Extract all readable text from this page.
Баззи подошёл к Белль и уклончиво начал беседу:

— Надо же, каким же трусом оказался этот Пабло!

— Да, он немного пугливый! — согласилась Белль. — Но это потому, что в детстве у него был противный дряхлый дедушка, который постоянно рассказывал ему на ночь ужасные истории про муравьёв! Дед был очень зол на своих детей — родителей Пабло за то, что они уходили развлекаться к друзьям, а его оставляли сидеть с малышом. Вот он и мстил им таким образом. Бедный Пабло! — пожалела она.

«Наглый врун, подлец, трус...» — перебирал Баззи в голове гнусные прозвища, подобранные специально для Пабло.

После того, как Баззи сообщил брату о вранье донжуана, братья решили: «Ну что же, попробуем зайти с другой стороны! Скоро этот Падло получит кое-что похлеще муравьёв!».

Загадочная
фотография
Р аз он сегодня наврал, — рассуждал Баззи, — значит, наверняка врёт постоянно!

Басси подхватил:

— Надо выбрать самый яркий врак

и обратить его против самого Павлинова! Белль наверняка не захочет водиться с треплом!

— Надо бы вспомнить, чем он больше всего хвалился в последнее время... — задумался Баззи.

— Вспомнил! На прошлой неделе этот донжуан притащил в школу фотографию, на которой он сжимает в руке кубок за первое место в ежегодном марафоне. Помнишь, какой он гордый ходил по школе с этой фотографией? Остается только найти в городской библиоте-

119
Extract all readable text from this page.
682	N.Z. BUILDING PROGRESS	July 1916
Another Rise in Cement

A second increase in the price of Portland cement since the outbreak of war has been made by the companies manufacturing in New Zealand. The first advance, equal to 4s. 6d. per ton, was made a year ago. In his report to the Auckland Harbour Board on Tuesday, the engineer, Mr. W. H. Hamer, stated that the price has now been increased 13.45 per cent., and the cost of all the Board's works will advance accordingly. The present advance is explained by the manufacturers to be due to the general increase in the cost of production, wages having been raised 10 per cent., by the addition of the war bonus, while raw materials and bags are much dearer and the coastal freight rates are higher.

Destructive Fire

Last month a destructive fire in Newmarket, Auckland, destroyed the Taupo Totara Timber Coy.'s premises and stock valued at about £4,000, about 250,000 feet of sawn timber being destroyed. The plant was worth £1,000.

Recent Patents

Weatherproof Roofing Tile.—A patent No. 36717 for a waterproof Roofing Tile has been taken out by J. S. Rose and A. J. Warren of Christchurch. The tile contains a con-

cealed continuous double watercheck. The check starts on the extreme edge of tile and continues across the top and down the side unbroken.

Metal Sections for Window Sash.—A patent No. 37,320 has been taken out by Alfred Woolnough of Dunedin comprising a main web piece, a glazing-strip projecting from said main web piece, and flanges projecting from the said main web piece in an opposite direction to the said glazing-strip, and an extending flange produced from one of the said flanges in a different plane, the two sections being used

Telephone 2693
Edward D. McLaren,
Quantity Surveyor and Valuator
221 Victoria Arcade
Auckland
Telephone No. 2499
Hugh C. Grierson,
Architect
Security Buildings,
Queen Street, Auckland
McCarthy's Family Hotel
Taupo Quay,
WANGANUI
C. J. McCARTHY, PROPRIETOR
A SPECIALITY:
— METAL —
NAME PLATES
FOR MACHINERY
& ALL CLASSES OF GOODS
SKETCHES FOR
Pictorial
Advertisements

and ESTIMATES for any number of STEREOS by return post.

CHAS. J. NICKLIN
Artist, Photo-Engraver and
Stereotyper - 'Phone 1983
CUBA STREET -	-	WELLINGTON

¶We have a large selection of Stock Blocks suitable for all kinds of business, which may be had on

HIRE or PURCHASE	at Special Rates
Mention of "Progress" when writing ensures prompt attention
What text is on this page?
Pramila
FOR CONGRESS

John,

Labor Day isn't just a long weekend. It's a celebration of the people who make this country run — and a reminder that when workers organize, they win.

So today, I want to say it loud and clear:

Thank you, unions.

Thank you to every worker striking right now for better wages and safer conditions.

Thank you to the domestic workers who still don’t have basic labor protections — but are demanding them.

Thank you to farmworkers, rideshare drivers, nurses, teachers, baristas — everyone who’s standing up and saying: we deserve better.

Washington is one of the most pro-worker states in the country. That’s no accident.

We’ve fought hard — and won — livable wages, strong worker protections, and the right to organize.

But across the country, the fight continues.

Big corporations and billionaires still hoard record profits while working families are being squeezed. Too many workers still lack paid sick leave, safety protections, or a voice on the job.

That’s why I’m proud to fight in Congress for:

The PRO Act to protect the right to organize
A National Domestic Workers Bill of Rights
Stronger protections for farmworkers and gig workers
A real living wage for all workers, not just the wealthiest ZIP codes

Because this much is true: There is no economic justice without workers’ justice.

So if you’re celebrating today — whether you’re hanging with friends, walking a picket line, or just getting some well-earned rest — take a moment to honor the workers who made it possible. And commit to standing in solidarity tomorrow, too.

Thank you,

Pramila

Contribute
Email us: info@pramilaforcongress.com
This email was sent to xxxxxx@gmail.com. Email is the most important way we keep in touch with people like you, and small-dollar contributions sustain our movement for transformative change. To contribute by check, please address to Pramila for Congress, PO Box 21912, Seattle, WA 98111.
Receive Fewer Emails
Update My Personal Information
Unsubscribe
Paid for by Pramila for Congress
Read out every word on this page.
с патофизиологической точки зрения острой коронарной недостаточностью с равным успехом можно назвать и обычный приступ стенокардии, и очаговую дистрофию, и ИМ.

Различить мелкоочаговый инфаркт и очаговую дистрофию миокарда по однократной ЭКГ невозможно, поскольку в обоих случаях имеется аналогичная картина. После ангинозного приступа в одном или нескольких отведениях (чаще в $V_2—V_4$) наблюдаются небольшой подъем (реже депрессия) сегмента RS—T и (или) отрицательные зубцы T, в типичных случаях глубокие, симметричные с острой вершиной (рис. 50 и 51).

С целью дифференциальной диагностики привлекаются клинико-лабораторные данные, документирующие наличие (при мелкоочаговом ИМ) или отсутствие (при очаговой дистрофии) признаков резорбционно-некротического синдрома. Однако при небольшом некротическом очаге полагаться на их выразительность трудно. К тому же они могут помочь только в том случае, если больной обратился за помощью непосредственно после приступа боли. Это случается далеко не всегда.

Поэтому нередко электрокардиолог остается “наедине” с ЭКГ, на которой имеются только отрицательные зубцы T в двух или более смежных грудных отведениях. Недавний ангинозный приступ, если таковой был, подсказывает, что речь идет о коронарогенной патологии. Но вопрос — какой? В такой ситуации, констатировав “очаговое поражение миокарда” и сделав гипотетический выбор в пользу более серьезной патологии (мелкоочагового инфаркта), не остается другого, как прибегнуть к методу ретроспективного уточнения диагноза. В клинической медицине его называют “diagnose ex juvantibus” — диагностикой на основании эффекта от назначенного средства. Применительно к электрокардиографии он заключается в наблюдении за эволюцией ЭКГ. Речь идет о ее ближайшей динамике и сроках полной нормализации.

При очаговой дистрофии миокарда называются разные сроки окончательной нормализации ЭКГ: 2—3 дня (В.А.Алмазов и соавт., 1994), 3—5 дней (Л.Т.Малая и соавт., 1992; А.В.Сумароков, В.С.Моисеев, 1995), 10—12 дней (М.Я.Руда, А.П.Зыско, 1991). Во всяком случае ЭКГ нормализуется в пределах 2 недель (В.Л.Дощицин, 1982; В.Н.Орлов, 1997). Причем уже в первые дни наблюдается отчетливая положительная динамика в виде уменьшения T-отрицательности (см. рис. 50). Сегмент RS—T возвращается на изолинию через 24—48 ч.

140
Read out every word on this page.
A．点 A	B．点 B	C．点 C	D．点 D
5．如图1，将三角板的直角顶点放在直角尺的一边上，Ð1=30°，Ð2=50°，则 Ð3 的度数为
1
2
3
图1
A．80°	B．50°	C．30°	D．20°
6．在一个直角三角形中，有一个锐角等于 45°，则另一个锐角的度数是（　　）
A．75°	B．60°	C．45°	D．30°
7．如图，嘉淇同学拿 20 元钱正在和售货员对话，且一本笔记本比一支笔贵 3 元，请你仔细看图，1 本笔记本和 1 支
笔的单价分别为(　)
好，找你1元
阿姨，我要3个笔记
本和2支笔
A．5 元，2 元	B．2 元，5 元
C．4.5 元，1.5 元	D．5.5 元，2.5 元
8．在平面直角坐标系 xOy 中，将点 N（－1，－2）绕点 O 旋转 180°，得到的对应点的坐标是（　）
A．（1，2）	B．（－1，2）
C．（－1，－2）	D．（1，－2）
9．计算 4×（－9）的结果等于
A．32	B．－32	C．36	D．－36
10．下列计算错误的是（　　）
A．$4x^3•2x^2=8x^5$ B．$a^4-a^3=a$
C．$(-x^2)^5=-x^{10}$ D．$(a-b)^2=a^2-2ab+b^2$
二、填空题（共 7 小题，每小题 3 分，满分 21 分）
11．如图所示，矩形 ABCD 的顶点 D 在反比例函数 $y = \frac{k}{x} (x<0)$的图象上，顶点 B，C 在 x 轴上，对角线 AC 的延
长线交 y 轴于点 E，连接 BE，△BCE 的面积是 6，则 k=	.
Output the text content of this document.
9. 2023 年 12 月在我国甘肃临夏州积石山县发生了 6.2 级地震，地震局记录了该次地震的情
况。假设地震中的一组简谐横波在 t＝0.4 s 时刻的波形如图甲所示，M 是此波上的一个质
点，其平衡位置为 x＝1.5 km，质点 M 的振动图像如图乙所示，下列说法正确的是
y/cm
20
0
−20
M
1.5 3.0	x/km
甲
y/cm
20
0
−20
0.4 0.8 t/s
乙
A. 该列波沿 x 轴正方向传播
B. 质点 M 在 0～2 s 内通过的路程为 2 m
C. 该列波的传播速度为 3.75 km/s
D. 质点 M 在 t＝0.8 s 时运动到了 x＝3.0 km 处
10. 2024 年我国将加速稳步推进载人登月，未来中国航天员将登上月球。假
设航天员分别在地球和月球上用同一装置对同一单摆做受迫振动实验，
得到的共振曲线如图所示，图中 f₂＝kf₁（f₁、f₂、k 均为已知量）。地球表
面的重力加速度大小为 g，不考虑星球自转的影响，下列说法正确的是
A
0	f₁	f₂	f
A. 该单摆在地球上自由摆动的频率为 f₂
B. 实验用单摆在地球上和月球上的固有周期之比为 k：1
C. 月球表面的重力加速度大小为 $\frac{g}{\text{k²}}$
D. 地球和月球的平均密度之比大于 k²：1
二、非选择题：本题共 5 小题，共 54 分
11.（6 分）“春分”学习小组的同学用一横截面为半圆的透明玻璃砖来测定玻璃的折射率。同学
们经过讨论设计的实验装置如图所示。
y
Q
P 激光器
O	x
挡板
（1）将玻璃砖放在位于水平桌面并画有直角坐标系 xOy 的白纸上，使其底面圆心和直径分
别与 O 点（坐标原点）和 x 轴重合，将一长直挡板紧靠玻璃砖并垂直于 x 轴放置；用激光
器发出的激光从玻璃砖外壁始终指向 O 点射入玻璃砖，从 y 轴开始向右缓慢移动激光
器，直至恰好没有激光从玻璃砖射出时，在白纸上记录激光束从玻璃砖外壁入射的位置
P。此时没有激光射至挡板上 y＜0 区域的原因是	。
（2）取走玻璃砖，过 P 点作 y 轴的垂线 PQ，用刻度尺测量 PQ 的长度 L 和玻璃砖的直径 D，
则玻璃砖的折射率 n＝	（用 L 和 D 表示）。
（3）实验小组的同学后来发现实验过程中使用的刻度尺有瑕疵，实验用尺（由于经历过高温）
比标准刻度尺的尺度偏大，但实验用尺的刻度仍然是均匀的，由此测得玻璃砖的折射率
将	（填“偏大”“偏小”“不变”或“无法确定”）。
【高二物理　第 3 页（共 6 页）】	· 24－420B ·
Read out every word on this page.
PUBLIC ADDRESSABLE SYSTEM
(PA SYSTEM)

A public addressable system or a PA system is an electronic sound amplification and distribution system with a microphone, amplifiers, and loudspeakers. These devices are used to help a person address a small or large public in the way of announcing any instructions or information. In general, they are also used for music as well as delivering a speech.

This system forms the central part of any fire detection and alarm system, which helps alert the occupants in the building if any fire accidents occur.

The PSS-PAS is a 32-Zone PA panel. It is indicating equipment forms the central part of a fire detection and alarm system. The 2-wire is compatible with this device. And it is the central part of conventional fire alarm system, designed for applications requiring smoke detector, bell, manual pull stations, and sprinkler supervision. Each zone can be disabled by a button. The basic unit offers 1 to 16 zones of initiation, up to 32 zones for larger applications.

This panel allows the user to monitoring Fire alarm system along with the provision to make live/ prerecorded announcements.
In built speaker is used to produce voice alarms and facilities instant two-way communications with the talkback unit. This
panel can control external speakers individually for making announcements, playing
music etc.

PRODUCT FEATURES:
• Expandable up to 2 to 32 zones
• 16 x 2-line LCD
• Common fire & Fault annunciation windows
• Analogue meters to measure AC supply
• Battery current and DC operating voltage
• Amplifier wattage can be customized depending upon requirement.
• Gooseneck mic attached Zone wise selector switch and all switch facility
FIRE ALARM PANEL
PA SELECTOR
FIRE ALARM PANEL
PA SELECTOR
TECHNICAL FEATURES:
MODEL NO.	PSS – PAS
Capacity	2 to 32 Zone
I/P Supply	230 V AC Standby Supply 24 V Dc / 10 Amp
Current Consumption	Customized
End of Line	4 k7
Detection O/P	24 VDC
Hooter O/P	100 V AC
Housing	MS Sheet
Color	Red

+ + +

TASK DIRECTIONS: From the data above, copy each line that holds "муравьёв".

FINISHED ANSWER:
— Да, он немного пугливый! — согласилась Белль. — Но это потому, что в детстве у него был противный дряхлый дедушка, который постоянно рассказывал ему на ночь ужасные истории про муравьёв! Дед был очень зол на своих детей — родителей Пабло за то, что они уходили развлекаться к друзьям, а его оставляли сидеть с малышом. Вот он и мстил им таким образом. Бедный Пабло! — пожалела она.
После того, как Баззи сообщил брату о вранье донжуана, братья решили: «Ну что же, попробуем зайти с другой стороны! Скоро этот Падло получит кое-что похлеще муравьёв!».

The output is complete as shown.